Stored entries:
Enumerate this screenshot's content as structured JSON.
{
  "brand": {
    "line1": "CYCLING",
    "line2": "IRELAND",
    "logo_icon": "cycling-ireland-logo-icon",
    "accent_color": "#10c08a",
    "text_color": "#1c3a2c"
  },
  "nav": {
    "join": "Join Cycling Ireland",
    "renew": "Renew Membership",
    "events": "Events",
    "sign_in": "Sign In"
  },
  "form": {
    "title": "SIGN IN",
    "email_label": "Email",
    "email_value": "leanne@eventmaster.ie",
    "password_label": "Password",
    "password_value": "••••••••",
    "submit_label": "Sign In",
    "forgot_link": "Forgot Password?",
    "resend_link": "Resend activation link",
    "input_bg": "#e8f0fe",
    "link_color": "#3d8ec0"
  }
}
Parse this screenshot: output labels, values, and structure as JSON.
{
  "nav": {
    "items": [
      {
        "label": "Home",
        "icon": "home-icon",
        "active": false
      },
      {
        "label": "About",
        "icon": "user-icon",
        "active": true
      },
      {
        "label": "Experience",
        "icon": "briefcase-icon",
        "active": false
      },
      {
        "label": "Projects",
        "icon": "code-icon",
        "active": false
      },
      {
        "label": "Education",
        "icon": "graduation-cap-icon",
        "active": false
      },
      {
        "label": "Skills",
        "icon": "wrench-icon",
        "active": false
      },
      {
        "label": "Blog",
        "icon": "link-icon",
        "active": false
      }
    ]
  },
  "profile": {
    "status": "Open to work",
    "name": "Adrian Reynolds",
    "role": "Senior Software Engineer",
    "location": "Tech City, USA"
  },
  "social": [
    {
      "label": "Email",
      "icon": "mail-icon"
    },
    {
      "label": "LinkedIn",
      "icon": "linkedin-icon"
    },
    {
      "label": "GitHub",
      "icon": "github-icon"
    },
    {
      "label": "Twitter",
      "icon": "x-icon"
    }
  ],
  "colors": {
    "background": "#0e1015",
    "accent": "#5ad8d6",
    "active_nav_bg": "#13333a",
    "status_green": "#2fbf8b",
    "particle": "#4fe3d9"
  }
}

• **Exercise description**
Output exactly the lines between the one containing "Parse this screenshot: output" and the final line above, both inclusive.

• **Response to the exercise**
Parse this screenshot: output labels, values, and structure as JSON.
{
  "nav": {
    "items": [
      {
        "label": "Home",
        "icon": "home-icon",
        "active": false
      },
      {
        "label": "About",
        "icon": "user-icon",
        "active": true
      },
      {
        "label": "Experience",
        "icon": "briefcase-icon",
        "active": false
      },
      {
        "label": "Projects",
        "icon": "code-icon",
        "active": false
      },
      {
        "label": "Education",
        "icon": "graduation-cap-icon",
        "active": false
      },
      {
        "label": "Skills",
        "icon": "wrench-icon",
        "active": false
      },
      {
        "label": "Blog",
        "icon": "link-icon",
        "active": false
      }
    ]
  },
  "profile": {
    "status": "Open to work",
    "name": "Adrian Reynolds",
    "role": "Senior Software Engineer",
    "location": "Tech City, USA"
  },
  "social": [
    {
      "label": "Email",
      "icon": "mail-icon"
    },
    {
      "label": "LinkedIn",
      "icon": "linkedin-icon"
    },
    {
      "label": "GitHub",
      "icon": "github-icon"
    },
    {
      "label": "Twitter",
      "icon": "x-icon"
    }
  ],
  "colors": {
    "background": "#0e1015",
    "accent": "#5ad8d6",
    "active_nav_bg": "#13333a",
    "status_green": "#2fbf8b",
    "particle": "#4fe3d9"
  }
}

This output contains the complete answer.